Start

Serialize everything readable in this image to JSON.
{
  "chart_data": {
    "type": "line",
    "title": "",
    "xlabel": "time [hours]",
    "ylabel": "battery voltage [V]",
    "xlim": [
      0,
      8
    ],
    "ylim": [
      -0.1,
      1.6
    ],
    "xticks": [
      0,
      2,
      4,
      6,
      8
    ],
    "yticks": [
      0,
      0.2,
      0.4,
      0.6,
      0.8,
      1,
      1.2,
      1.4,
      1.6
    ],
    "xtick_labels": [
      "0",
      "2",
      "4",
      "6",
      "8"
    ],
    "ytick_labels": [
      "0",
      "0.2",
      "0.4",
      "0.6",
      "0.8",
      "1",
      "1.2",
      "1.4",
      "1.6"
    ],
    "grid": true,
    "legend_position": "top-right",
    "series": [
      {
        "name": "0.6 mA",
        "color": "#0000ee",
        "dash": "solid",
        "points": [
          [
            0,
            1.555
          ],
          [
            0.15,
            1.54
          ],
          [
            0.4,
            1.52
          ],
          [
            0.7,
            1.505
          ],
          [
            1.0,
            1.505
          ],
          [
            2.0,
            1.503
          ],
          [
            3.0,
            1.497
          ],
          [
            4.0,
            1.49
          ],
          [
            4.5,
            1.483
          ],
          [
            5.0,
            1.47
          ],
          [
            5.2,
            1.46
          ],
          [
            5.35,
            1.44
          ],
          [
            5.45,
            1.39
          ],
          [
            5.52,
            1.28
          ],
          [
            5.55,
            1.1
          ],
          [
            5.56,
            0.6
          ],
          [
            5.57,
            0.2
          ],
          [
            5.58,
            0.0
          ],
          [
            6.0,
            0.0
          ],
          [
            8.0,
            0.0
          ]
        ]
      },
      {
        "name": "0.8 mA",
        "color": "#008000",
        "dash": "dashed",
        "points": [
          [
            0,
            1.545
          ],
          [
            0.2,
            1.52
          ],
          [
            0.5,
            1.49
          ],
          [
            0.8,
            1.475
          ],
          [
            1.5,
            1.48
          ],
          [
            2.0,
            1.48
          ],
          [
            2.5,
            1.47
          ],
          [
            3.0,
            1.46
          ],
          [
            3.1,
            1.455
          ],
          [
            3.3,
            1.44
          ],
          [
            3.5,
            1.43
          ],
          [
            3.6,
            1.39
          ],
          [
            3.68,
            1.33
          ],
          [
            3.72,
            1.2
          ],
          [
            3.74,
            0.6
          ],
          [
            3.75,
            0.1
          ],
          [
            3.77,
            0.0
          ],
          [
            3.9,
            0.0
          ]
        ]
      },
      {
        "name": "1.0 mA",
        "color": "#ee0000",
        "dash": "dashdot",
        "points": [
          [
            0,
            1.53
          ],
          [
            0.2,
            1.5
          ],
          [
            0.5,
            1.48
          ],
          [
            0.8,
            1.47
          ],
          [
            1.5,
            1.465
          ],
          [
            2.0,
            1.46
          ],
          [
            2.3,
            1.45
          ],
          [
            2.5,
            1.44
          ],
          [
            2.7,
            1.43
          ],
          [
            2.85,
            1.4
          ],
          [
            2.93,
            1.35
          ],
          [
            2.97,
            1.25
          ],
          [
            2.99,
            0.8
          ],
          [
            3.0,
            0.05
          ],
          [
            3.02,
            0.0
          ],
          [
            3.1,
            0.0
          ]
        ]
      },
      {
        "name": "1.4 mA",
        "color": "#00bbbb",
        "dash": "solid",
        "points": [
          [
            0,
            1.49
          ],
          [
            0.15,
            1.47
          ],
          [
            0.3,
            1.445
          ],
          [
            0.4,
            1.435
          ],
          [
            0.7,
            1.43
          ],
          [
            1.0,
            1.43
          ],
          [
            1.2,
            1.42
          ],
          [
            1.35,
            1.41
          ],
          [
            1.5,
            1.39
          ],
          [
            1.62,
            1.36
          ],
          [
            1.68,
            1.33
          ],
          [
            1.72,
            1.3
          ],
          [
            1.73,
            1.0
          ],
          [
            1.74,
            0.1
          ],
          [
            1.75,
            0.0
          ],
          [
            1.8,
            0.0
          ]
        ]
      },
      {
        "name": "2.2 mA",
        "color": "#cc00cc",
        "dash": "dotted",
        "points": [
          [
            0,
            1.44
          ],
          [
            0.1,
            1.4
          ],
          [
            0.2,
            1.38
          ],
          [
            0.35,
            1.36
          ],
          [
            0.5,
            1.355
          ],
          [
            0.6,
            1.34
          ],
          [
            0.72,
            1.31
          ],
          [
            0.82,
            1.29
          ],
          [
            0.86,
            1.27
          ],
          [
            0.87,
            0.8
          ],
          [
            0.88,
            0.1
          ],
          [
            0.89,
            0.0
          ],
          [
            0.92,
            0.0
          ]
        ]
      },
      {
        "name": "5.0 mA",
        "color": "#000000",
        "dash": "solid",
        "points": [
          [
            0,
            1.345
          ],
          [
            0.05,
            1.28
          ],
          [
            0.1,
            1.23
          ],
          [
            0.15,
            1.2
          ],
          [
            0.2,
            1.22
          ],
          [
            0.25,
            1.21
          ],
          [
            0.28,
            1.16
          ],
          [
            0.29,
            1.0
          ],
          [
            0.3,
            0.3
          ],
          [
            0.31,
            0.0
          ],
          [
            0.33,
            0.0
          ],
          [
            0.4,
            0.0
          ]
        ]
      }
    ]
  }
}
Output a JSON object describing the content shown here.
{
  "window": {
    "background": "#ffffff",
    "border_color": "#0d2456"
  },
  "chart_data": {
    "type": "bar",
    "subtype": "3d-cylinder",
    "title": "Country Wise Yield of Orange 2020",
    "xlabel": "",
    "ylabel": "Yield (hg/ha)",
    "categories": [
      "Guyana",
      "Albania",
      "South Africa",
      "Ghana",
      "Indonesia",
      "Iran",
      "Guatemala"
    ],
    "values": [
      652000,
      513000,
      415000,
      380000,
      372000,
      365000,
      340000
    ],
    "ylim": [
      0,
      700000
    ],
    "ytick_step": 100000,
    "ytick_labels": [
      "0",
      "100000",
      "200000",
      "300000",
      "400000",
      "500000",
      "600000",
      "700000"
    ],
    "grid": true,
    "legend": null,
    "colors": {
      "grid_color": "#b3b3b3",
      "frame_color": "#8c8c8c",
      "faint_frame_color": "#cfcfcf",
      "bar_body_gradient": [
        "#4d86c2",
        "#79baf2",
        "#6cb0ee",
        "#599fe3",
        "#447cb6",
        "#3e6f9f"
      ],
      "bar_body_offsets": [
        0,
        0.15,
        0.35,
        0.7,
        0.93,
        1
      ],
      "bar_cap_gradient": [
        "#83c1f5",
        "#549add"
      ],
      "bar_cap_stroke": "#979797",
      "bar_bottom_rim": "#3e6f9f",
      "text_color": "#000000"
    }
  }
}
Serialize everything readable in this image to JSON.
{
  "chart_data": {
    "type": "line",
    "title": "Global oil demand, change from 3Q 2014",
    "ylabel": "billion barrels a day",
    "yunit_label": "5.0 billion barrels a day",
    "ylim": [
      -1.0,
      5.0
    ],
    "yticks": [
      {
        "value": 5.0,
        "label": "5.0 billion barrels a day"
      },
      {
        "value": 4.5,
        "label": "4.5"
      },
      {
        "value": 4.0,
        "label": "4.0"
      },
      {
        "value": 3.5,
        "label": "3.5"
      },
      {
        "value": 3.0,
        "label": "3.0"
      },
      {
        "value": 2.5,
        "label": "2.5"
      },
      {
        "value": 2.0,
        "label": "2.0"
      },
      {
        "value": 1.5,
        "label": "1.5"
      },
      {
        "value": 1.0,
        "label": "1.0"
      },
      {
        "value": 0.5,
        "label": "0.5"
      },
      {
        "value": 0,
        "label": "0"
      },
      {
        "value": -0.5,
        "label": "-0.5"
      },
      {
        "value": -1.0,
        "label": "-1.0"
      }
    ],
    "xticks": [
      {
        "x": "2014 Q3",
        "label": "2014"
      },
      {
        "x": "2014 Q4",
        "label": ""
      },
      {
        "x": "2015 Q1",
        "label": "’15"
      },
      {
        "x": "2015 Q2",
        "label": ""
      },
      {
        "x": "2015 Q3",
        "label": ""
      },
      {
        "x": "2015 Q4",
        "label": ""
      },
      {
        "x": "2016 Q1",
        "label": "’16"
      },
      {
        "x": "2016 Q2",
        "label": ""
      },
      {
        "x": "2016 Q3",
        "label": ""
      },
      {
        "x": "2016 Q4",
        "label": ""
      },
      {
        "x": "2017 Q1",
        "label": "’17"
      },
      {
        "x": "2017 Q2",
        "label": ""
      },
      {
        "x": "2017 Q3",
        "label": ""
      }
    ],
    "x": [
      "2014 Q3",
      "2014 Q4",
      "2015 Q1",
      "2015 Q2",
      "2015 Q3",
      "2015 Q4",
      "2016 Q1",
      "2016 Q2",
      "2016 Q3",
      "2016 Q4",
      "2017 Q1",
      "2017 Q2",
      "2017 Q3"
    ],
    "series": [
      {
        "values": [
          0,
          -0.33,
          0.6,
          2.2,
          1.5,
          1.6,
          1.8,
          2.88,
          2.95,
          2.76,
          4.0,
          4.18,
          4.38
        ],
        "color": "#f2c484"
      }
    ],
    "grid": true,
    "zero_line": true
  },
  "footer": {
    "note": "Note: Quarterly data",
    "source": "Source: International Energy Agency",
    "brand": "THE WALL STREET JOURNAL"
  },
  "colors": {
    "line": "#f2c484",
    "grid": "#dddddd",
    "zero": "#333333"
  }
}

End

* [PROBLEM DESCRIPTION] From the material above, count the lines that include "Yield" and give only the total.

* [SOLUTION FOR THIS EXERCISE] 2